PROBLEM STATEMENT: Could you write out the items below again, substituting "separator-line" for every "divider" and leaving everything else unchanged?

TASK MATERIAL:
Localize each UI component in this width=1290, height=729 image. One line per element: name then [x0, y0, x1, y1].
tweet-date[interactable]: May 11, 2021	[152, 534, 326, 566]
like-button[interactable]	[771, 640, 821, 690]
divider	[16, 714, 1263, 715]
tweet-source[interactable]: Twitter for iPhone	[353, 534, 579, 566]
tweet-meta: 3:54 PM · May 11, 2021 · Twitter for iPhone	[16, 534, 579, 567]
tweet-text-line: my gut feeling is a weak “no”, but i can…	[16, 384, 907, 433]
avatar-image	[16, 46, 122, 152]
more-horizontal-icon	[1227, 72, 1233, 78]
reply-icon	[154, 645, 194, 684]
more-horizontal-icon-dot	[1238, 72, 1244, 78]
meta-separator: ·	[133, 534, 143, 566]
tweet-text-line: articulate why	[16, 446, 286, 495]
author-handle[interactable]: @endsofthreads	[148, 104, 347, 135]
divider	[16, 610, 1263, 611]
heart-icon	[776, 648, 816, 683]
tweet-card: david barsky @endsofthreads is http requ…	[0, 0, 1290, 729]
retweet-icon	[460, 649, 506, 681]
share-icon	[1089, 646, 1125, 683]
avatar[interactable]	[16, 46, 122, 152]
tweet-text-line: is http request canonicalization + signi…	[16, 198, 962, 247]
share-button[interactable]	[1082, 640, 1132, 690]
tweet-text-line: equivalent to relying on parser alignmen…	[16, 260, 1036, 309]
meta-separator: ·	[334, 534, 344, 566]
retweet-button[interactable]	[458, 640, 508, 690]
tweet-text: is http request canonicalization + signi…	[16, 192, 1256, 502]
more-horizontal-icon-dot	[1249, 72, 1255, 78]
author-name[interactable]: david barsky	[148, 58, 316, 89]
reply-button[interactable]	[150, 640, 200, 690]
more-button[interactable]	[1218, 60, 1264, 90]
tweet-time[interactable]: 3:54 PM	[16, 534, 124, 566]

SOLUTION TO THE PROBLEM:
Localize each UI component in this width=1290, height=729 image. One line per element: name then [x0, y0, x1, y1].
tweet-date[interactable]: May 11, 2021	[152, 534, 326, 566]
like-button[interactable]	[771, 640, 821, 690]
separator-line	[16, 714, 1263, 715]
tweet-source[interactable]: Twitter for iPhone	[353, 534, 579, 566]
tweet-meta: 3:54 PM · May 11, 2021 · Twitter for iPhone	[16, 534, 579, 567]
tweet-text-line: my gut feeling is a weak “no”, but i can…	[16, 384, 907, 433]
avatar-image	[16, 46, 122, 152]
more-horizontal-icon	[1227, 72, 1233, 78]
reply-icon	[154, 645, 194, 684]
more-horizontal-icon-dot	[1238, 72, 1244, 78]
meta-separator: ·	[133, 534, 143, 566]
tweet-text-line: articulate why	[16, 446, 286, 495]
author-handle[interactable]: @endsofthreads	[148, 104, 347, 135]
separator-line	[16, 610, 1263, 611]
heart-icon	[776, 648, 816, 683]
tweet-card: david barsky @endsofthreads is http requ…	[0, 0, 1290, 729]
retweet-icon	[460, 649, 506, 681]
share-icon	[1089, 646, 1125, 683]
avatar[interactable]	[16, 46, 122, 152]
tweet-text-line: is http request canonicalization + signi…	[16, 198, 962, 247]
share-button[interactable]	[1082, 640, 1132, 690]
tweet-text-line: equivalent to relying on parser alignmen…	[16, 260, 1036, 309]
meta-separator: ·	[334, 534, 344, 566]
retweet-button[interactable]	[458, 640, 508, 690]
tweet-text: is http request canonicalization + signi…	[16, 192, 1256, 502]
more-horizontal-icon-dot	[1249, 72, 1255, 78]
author-name[interactable]: david barsky	[148, 58, 316, 89]
reply-button[interactable]	[150, 640, 200, 690]
more-button[interactable]	[1218, 60, 1264, 90]
tweet-time[interactable]: 3:54 PM	[16, 534, 124, 566]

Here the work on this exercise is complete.